Saved entries:
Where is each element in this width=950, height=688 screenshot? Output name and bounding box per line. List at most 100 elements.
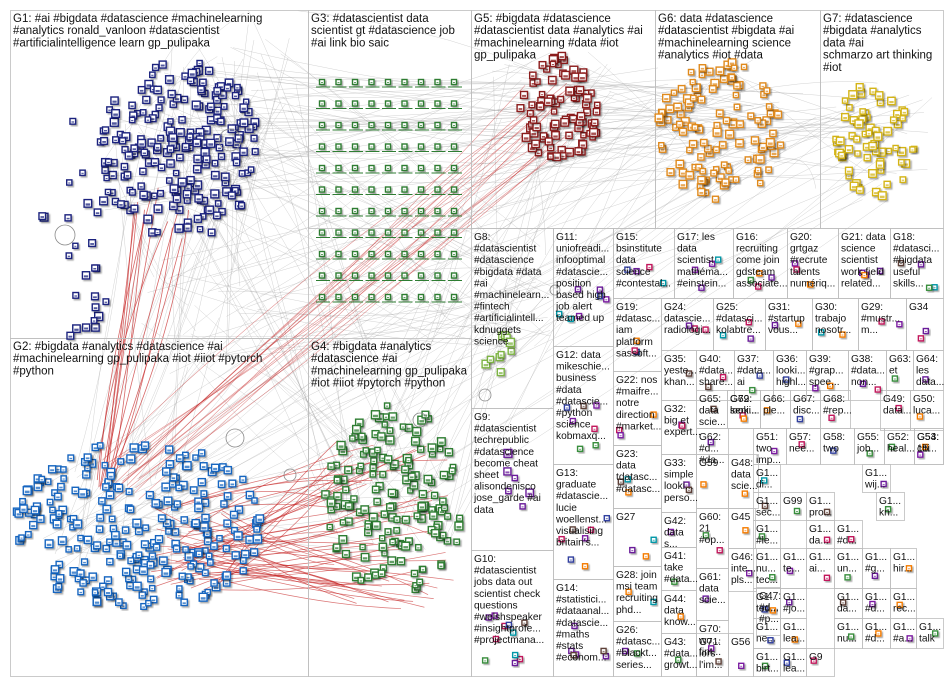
node-fill <box>571 529 574 531</box>
hub-ring <box>283 468 297 482</box>
node-fill <box>142 112 145 114</box>
node-fill <box>127 491 131 493</box>
node-fill <box>702 484 705 486</box>
node-fill <box>148 564 153 567</box>
group-label-line: simple <box>664 470 694 481</box>
group-label-line: G1: #ai #bigdata #datascience #machinele… <box>13 13 262 25</box>
node-fill <box>252 126 256 129</box>
node-fill <box>409 490 412 492</box>
node-fill <box>142 606 146 608</box>
node-fill <box>788 602 791 604</box>
node-fill <box>194 184 200 188</box>
node-fill <box>184 549 187 551</box>
group-label-line: te... <box>783 564 800 575</box>
node-fill <box>755 173 760 176</box>
node <box>344 465 353 475</box>
node-fill <box>321 189 323 191</box>
node-fill <box>321 146 323 148</box>
node-fill <box>108 109 111 111</box>
node-fill <box>867 133 871 135</box>
node-fill <box>200 452 204 455</box>
node-fill <box>321 297 323 298</box>
group-label-line: looki... <box>664 481 693 492</box>
group-label-line: gdsteam <box>736 267 775 278</box>
node-fill <box>360 439 365 442</box>
node-fill <box>198 63 201 65</box>
edge <box>157 557 382 587</box>
node-fill <box>95 545 99 548</box>
node-fill <box>31 525 36 528</box>
edge <box>135 128 561 488</box>
node-fill <box>370 211 373 212</box>
node-fill <box>429 447 435 451</box>
group-label-line: G22: nos <box>616 375 657 386</box>
edge <box>587 51 677 140</box>
group-label-line: data #ai <box>823 37 864 49</box>
node <box>437 562 445 570</box>
node-fill <box>202 200 206 203</box>
node-fill <box>887 509 890 511</box>
node-fill <box>855 139 859 141</box>
group-label-line: #market... <box>616 421 661 432</box>
node-fill <box>880 321 883 323</box>
node-fill <box>101 200 106 204</box>
node-fill <box>80 493 86 496</box>
node-fill <box>132 153 137 156</box>
node-fill <box>236 90 241 93</box>
group-label-line: G40: <box>699 354 721 365</box>
group-label-line: #datasc... <box>616 314 660 325</box>
node <box>210 170 220 180</box>
node-fill <box>381 567 385 570</box>
group-label-line: infooptimal <box>556 255 605 266</box>
node-fill <box>143 563 148 566</box>
node-fill <box>729 80 735 83</box>
group-label-line: series... <box>616 660 652 671</box>
node-fill <box>868 453 871 455</box>
node-fill <box>84 327 89 330</box>
node-fill <box>742 66 746 68</box>
group-label-line: #analytics ronald_vanloon #datascientist <box>13 25 220 37</box>
node-fill <box>419 449 423 451</box>
node-fill <box>550 80 555 83</box>
node-fill <box>60 510 65 513</box>
node-fill <box>202 502 207 505</box>
node-fill <box>143 544 147 547</box>
edge <box>282 96 446 317</box>
node-fill <box>893 378 896 380</box>
node-fill <box>557 64 560 66</box>
group-label-line: based high <box>556 290 606 301</box>
node <box>526 109 534 117</box>
group-label-line: scientist check <box>474 589 541 600</box>
edge <box>216 62 625 109</box>
node-fill <box>241 122 247 126</box>
node-fill <box>677 659 680 661</box>
node-fill <box>879 195 885 199</box>
node-fill <box>680 184 686 187</box>
node-fill <box>895 123 900 126</box>
group-label-line: #artificialintelligence learn gp_pulipak… <box>13 37 211 49</box>
edge <box>222 471 336 557</box>
node-fill <box>174 198 179 201</box>
node-fill <box>689 72 693 74</box>
node-fill <box>890 446 893 448</box>
node <box>173 500 181 508</box>
group-label-line: #machinelearning science <box>658 37 791 49</box>
node-fill <box>104 486 108 489</box>
node-fill <box>933 287 936 289</box>
node-fill <box>236 138 241 141</box>
node-fill <box>387 189 389 191</box>
node-fill <box>403 103 406 105</box>
node-fill <box>493 615 496 617</box>
group-label-line: data... <box>883 406 911 417</box>
node-fill <box>32 510 38 513</box>
node-fill <box>546 141 551 144</box>
node-fill <box>201 466 206 468</box>
group-label-line: bsinstitute <box>616 244 662 255</box>
group-label-line: spee... <box>809 377 840 388</box>
group-label-line: talents <box>790 267 820 278</box>
node-fill <box>414 585 417 587</box>
group-label-line: data <box>699 584 719 595</box>
node-fill <box>168 149 173 151</box>
node-fill <box>93 296 97 299</box>
node-fill <box>559 99 562 101</box>
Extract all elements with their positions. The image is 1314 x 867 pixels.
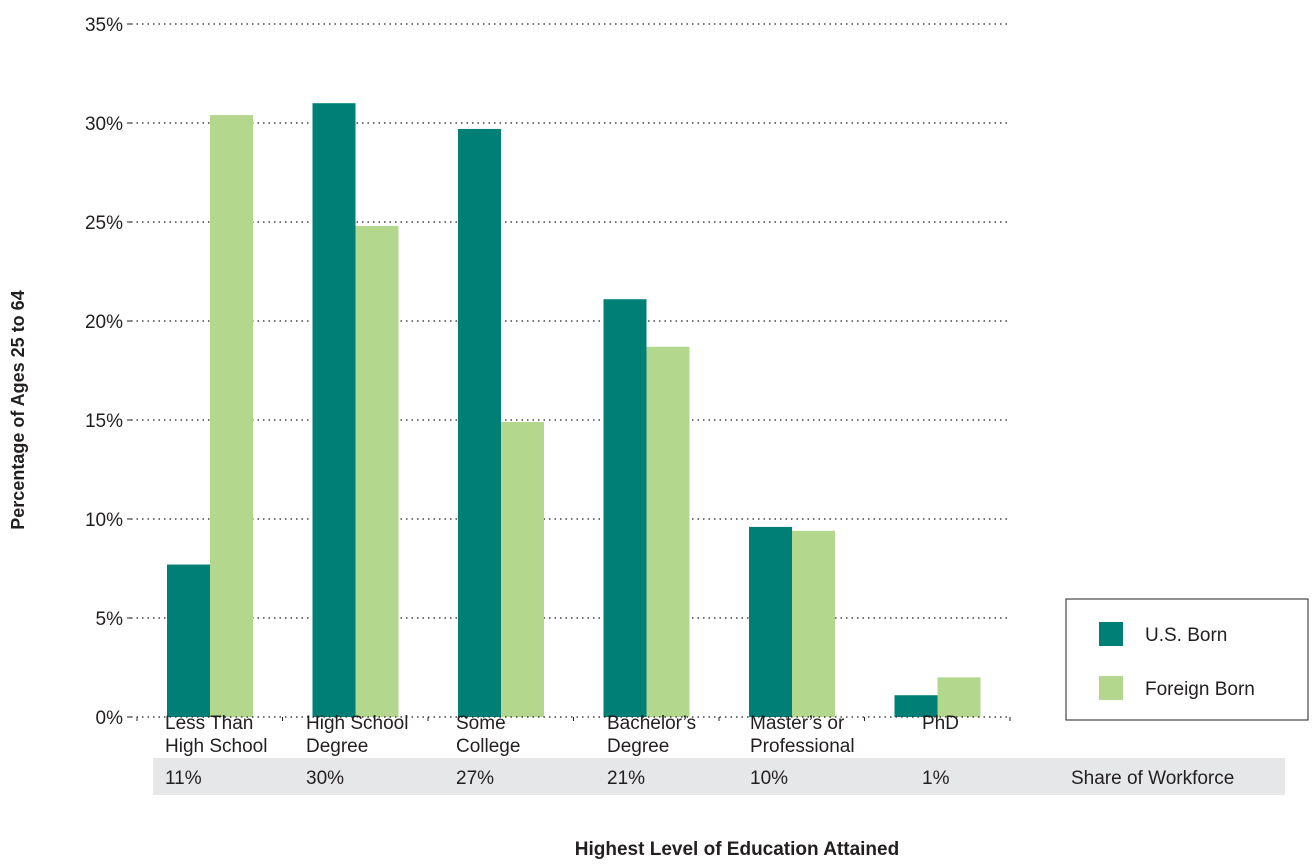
legend-label-us-born: U.S. Born (1145, 625, 1227, 646)
x-category-label: High School Degree (306, 713, 408, 757)
bar-us-born (749, 526, 792, 717)
legend-swatch-foreign-born (1099, 676, 1123, 700)
y-tick-label: 25% (85, 213, 123, 234)
x-category-label: Some College (456, 713, 520, 757)
legend-swatch-us-born (1099, 622, 1123, 646)
bar-us-born (167, 564, 210, 717)
share-of-workforce-value: 1% (922, 768, 950, 789)
share-of-workforce-value: 30% (306, 768, 344, 789)
y-tick-label: 15% (85, 411, 123, 432)
y-tick-label: 5% (96, 609, 124, 630)
bar-us-born (312, 103, 356, 717)
legend: U.S. Born Foreign Born (1065, 598, 1309, 721)
x-axis: Less Than High School High School Degree Som… (131, 713, 1011, 757)
bar-foreign-born (937, 677, 981, 717)
bar-foreign-born (501, 421, 544, 717)
gridlines (131, 23, 1010, 619)
bars (167, 103, 981, 717)
bar-foreign-born (210, 115, 253, 717)
legend-box (1065, 598, 1309, 721)
share-of-workforce-band (153, 758, 1285, 795)
bar-foreign-born (646, 346, 690, 717)
y-tick-label: 0% (96, 708, 124, 729)
share-of-workforce-value: 10% (750, 768, 788, 789)
share-of-workforce-value: 21% (607, 768, 645, 789)
x-category-label: PhD (922, 713, 959, 734)
y-tick-label: 30% (85, 114, 123, 135)
bar-foreign-born (355, 225, 399, 717)
x-category-label: Less Than High School (165, 713, 267, 757)
share-of-workforce-value: 11% (165, 768, 202, 789)
x-category-label: Bachelor’s Degree (607, 713, 696, 757)
share-of-workforce-row: Share of Workforce 11% 30% 27% 21% 10% 1% (165, 768, 1234, 789)
share-of-workforce-value: 27% (456, 768, 494, 789)
share-of-workforce-label: Share of Workforce (1071, 768, 1234, 789)
y-axis-title: Percentage of Ages 25 to 64 (8, 290, 28, 529)
x-category-label: Master’s or Professional (750, 713, 855, 757)
y-axis: 0% 5% 10% 15% 20% 25% 30% 35% (85, 15, 131, 729)
y-tick-label: 35% (85, 15, 123, 36)
bar-us-born (603, 299, 647, 717)
bar-foreign-born (792, 530, 835, 717)
y-tick-label: 20% (85, 312, 123, 333)
bar-us-born (894, 695, 938, 717)
legend-label-foreign-born: Foreign Born (1145, 679, 1255, 700)
x-axis-title: Highest Level of Education Attained (575, 839, 899, 860)
y-tick-label: 10% (85, 510, 123, 531)
bar-us-born (458, 128, 501, 717)
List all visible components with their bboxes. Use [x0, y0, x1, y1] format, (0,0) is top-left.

**Instruction**
Rewrite the data from the line with "legend-label-us-born: U.S. Born" up to and including the line with "legend-label-foreign-born: Foreign Born", replacing "PhD" with "Doctorate" and leaving everything else unchanged.

**Written solution**
legend-label-us-born: U.S. Born (1145, 625, 1227, 646)
x-category-label: High School Degree (306, 713, 408, 757)
bar-us-born (749, 526, 792, 717)
legend-swatch-foreign-born (1099, 676, 1123, 700)
y-tick-label: 25% (85, 213, 123, 234)
x-category-label: Some College (456, 713, 520, 757)
legend-swatch-us-born (1099, 622, 1123, 646)
bar-us-born (167, 564, 210, 717)
share-of-workforce-value: 1% (922, 768, 950, 789)
share-of-workforce-value: 30% (306, 768, 344, 789)
y-tick-label: 15% (85, 411, 123, 432)
y-tick-label: 5% (96, 609, 124, 630)
bar-us-born (312, 103, 356, 717)
legend: U.S. Born Foreign Born (1065, 598, 1309, 721)
x-axis: Less Than High School High School Degree Som… (131, 713, 1011, 757)
bar-foreign-born (937, 677, 981, 717)
bar-foreign-born (501, 421, 544, 717)
gridlines (131, 23, 1010, 619)
bars (167, 103, 981, 717)
bar-foreign-born (210, 115, 253, 717)
legend-box (1065, 598, 1309, 721)
share-of-workforce-band (153, 758, 1285, 795)
bar-foreign-born (646, 346, 690, 717)
y-tick-label: 0% (96, 708, 124, 729)
share-of-workforce-value: 10% (750, 768, 788, 789)
share-of-workforce-value: 21% (607, 768, 645, 789)
x-category-label: Doctorate (922, 713, 959, 734)
y-tick-label: 30% (85, 114, 123, 135)
bar-foreign-born (355, 225, 399, 717)
x-category-label: Less Than High School (165, 713, 267, 757)
share-of-workforce-value: 11% (165, 768, 202, 789)
x-category-label: Bachelor’s Degree (607, 713, 696, 757)
share-of-workforce-row: Share of Workforce 11% 30% 27% 21% 10% 1% (165, 768, 1234, 789)
share-of-workforce-value: 27% (456, 768, 494, 789)
share-of-workforce-label: Share of Workforce (1071, 768, 1234, 789)
y-axis-title: Percentage of Ages 25 to 64 (8, 290, 28, 529)
x-category-label: Master’s or Professional (750, 713, 855, 757)
y-axis: 0% 5% 10% 15% 20% 25% 30% 35% (85, 15, 131, 729)
y-tick-label: 35% (85, 15, 123, 36)
bar-us-born (603, 299, 647, 717)
bar-foreign-born (792, 530, 835, 717)
y-tick-label: 20% (85, 312, 123, 333)
bar-us-born (894, 695, 938, 717)
legend-label-foreign-born: Foreign Born (1145, 679, 1255, 700)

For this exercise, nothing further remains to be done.